> **Prompt**:
Leave out the pictures and reproduce all of the data exactly.

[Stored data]
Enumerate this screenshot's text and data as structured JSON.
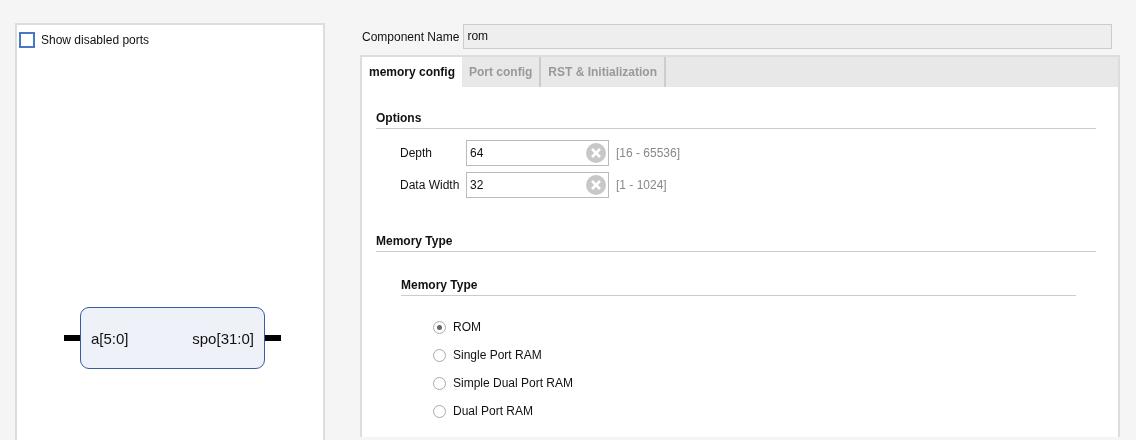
{
  "left_panel": {
    "show_disabled_ports": {
      "label": "Show disabled ports",
      "checked": false
    },
    "block": {
      "input_port": "a[5:0]",
      "output_port": "spo[31:0]"
    }
  },
  "component_name": {
    "label": "Component Name",
    "value": "rom"
  },
  "tabs": [
    {
      "label": "memory config",
      "selected": true
    },
    {
      "label": "Port config",
      "selected": false
    },
    {
      "label": "RST & Initialization",
      "selected": false
    }
  ],
  "options": {
    "title": "Options",
    "fields": [
      {
        "label": "Depth",
        "value": "64",
        "range": "[16 - 65536]"
      },
      {
        "label": "Data Width",
        "value": "32",
        "range": "[1 - 1024]"
      }
    ]
  },
  "memory_type": {
    "title": "Memory Type",
    "group_title": "Memory Type",
    "choices": [
      {
        "label": "ROM",
        "selected": true
      },
      {
        "label": "Single Port RAM",
        "selected": false
      },
      {
        "label": "Simple Dual Port RAM",
        "selected": false
      },
      {
        "label": "Dual Port RAM",
        "selected": false
      }
    ]
  }
}
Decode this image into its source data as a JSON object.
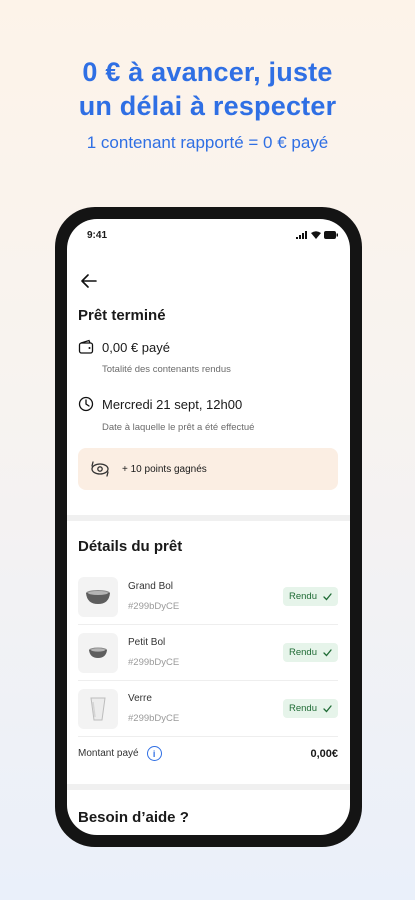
{
  "promo": {
    "title_line1": "0 € à avancer, juste",
    "title_line2": "un délai à respecter",
    "subtitle": "1 contenant rapporté = 0 € payé"
  },
  "status_bar": {
    "time": "9:41"
  },
  "loan": {
    "title": "Prêt terminé",
    "paid": "0,00 € payé",
    "paid_hint": "Totalité des contenants rendus",
    "date": "Mercredi 21 sept, 12h00",
    "date_hint": "Date à laquelle le prêt a été effectué",
    "points": "+ 10 points gagnés"
  },
  "details": {
    "title": "Détails du prêt",
    "items": [
      {
        "name": "Grand Bol",
        "code": "#299bDyCE",
        "status": "Rendu"
      },
      {
        "name": "Petit Bol",
        "code": "#299bDyCE",
        "status": "Rendu"
      },
      {
        "name": "Verre",
        "code": "#299bDyCE",
        "status": "Rendu"
      }
    ],
    "amount_label": "Montant payé",
    "amount_value": "0,00€"
  },
  "help": {
    "title": "Besoin d’aide ?"
  },
  "colors": {
    "accent": "#2f6fe4",
    "points_bg": "#fbeee3",
    "badge_bg": "#e6f4ea",
    "badge_text": "#1f6b35"
  }
}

> **Written answer**:
Enumerate this screenshot's text and data as structured JSON.
{
  "left_panel": {
    "show_disabled_ports": {
      "label": "Show disabled ports",
      "checked": false
    },
    "block": {
      "input_port": "a[5:0]",
      "output_port": "spo[31:0]"
    }
  },
  "component_name": {
    "label": "Component Name",
    "value": "rom"
  },
  "tabs": [
    {
      "label": "memory config",
      "selected": true
    },
    {
      "label": "Port config",
      "selected": false
    },
    {
      "label": "RST & Initialization",
      "selected": false
    }
  ],
  "options": {
    "title": "Options",
    "fields": [
      {
        "label": "Depth",
        "value": "64",
        "range": "[16 - 65536]"
      },
      {
        "label": "Data Width",
        "value": "32",
        "range": "[1 - 1024]"
      }
    ]
  },
  "memory_type": {
    "title": "Memory Type",
    "group_title": "Memory Type",
    "choices": [
      {
        "label": "ROM",
        "selected": true
      },
      {
        "label": "Single Port RAM",
        "selected": false
      },
      {
        "label": "Simple Dual Port RAM",
        "selected": false
      },
      {
        "label": "Dual Port RAM",
        "selected": false
      }
    ]
  }
}
Decode this image into its source data as a JSON object.
{
  "promo": {
    "title_line1": "0 € à avancer, juste",
    "title_line2": "un délai à respecter",
    "subtitle": "1 contenant rapporté = 0 € payé"
  },
  "status_bar": {
    "time": "9:41"
  },
  "loan": {
    "title": "Prêt terminé",
    "paid": "0,00 € payé",
    "paid_hint": "Totalité des contenants rendus",
    "date": "Mercredi 21 sept, 12h00",
    "date_hint": "Date à laquelle le prêt a été effectué",
    "points": "+ 10 points gagnés"
  },
  "details": {
    "title": "Détails du prêt",
    "items": [
      {
        "name": "Grand Bol",
        "code": "#299bDyCE",
        "status": "Rendu"
      },
      {
        "name": "Petit Bol",
        "code": "#299bDyCE",
        "status": "Rendu"
      },
      {
        "name": "Verre",
        "code": "#299bDyCE",
        "status": "Rendu"
      }
    ],
    "amount_label": "Montant payé",
    "amount_value": "0,00€"
  },
  "help": {
    "title": "Besoin d’aide ?"
  },
  "colors": {
    "accent": "#2f6fe4",
    "points_bg": "#fbeee3",
    "badge_bg": "#e6f4ea",
    "badge_text": "#1f6b35"
  }
}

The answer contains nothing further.